| Exercise directions |
Say how many lines hold the string "default"; please write nothing but the number.

| Record list |
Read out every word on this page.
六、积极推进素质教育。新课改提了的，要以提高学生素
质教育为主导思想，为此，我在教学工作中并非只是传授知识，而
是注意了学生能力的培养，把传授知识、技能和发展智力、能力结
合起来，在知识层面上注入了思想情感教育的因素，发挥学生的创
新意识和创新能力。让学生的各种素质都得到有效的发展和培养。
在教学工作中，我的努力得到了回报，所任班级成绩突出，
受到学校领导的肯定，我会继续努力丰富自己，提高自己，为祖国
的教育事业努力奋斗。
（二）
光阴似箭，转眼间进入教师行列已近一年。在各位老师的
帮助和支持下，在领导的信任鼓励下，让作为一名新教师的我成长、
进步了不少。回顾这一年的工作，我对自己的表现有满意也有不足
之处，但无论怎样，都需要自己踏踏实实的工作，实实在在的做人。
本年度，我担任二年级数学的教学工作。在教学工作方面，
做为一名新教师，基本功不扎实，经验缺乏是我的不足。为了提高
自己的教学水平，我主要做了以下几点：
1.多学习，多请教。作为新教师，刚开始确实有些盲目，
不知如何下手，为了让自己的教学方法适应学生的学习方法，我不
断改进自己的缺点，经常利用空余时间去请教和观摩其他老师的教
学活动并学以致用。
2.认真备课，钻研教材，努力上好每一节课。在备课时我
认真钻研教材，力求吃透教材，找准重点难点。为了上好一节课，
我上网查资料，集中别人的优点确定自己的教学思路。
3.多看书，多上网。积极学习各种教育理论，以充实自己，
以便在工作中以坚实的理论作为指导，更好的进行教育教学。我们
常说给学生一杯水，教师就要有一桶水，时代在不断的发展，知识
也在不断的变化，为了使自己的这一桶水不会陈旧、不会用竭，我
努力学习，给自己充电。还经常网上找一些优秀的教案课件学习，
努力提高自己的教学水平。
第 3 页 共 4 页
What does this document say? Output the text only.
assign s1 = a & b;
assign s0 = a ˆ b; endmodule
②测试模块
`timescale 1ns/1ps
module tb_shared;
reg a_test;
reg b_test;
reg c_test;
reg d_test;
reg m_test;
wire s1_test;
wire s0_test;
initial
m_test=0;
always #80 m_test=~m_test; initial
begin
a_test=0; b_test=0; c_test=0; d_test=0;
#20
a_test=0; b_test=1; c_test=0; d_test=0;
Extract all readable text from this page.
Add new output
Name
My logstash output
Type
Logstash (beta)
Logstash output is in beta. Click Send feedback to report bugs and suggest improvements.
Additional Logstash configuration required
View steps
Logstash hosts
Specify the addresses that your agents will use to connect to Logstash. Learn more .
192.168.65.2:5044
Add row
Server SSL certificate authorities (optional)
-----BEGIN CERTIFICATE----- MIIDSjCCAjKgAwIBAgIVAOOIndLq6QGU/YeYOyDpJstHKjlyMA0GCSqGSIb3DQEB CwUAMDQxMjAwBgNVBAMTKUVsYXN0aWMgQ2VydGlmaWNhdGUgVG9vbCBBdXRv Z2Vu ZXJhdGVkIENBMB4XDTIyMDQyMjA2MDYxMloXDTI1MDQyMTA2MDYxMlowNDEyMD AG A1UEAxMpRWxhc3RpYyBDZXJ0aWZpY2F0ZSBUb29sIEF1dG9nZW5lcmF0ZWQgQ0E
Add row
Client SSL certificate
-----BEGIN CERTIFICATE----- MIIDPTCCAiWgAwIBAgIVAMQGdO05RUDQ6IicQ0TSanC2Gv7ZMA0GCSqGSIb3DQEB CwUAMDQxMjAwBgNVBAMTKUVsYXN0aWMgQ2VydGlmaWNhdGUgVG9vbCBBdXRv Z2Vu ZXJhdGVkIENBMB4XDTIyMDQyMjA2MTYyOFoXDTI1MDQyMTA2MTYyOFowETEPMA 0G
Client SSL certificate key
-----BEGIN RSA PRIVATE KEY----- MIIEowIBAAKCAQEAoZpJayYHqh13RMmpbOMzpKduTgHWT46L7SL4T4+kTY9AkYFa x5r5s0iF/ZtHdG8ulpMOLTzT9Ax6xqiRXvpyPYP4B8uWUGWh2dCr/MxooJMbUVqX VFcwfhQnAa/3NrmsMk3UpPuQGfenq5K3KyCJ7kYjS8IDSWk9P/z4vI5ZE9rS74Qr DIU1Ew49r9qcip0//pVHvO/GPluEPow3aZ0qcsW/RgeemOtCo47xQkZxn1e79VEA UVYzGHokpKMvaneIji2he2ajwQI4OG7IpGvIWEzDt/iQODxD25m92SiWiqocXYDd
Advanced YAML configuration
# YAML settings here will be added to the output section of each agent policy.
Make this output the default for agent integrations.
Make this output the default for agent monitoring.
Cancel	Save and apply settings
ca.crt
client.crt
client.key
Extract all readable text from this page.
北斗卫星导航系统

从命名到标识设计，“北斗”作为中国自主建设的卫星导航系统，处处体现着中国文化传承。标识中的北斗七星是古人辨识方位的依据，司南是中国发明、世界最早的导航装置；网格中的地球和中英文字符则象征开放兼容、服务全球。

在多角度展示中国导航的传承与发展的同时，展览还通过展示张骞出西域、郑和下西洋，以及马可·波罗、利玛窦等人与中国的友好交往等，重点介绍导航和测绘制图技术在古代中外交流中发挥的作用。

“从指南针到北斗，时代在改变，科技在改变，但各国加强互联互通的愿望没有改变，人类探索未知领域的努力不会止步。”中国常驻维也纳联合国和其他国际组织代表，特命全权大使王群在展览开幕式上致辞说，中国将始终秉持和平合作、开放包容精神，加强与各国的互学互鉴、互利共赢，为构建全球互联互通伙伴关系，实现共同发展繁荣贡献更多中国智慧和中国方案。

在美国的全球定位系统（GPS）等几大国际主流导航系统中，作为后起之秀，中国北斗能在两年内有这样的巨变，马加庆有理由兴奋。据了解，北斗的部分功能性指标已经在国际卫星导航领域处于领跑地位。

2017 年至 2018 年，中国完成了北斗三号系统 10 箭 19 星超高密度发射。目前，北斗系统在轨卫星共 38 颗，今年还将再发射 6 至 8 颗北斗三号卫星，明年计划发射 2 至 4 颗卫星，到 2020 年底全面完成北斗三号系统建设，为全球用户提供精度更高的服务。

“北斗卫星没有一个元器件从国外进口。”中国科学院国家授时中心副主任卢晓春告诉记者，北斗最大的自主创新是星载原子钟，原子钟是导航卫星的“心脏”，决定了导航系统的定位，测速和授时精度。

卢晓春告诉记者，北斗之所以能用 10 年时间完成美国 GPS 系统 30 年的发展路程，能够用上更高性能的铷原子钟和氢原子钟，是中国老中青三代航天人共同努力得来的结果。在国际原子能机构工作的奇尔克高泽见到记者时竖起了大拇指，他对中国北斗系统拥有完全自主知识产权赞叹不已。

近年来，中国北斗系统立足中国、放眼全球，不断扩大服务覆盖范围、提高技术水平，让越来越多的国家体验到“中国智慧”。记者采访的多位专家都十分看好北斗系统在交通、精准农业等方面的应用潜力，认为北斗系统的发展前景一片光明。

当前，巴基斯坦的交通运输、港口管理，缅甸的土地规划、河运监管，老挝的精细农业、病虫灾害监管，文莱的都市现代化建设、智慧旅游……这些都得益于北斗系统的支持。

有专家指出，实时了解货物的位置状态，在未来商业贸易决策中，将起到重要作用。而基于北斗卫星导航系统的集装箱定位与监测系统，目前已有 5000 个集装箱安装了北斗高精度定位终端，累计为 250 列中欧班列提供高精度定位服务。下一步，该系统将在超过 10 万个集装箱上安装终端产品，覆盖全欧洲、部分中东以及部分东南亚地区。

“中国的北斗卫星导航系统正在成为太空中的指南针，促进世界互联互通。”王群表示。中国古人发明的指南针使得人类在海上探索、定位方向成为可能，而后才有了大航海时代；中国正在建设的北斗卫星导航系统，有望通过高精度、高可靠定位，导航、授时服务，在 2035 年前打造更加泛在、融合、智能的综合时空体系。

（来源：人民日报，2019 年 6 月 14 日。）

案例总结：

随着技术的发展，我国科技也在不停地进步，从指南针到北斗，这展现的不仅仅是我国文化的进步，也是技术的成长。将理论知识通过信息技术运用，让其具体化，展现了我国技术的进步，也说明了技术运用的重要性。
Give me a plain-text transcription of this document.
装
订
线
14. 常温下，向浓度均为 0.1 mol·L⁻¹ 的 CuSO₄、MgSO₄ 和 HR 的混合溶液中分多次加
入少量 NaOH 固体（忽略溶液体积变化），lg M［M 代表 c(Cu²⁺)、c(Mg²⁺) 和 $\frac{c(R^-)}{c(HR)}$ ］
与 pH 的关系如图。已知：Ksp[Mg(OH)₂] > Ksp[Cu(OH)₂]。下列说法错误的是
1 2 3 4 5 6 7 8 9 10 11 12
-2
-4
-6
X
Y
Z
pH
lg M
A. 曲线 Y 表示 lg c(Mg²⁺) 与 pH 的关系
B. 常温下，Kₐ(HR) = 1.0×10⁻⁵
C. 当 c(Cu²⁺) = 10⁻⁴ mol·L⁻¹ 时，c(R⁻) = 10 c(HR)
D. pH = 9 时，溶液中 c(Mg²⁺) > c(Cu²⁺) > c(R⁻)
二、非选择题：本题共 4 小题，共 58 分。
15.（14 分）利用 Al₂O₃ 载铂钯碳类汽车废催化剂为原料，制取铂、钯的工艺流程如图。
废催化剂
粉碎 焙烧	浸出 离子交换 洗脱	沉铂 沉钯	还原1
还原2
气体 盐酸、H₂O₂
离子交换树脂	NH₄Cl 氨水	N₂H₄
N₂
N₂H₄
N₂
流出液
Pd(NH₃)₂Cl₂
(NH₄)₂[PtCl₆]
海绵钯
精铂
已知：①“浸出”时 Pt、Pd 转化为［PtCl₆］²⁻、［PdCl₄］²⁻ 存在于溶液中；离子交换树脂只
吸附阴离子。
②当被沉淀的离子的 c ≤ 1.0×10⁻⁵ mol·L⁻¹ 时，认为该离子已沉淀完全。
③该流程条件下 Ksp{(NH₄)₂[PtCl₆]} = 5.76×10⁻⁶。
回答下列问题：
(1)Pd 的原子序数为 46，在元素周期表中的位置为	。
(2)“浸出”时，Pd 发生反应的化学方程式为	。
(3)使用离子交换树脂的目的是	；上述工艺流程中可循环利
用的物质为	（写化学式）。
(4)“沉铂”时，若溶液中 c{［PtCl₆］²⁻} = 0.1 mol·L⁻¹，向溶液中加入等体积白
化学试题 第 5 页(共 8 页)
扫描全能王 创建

| Response to this exercise |
2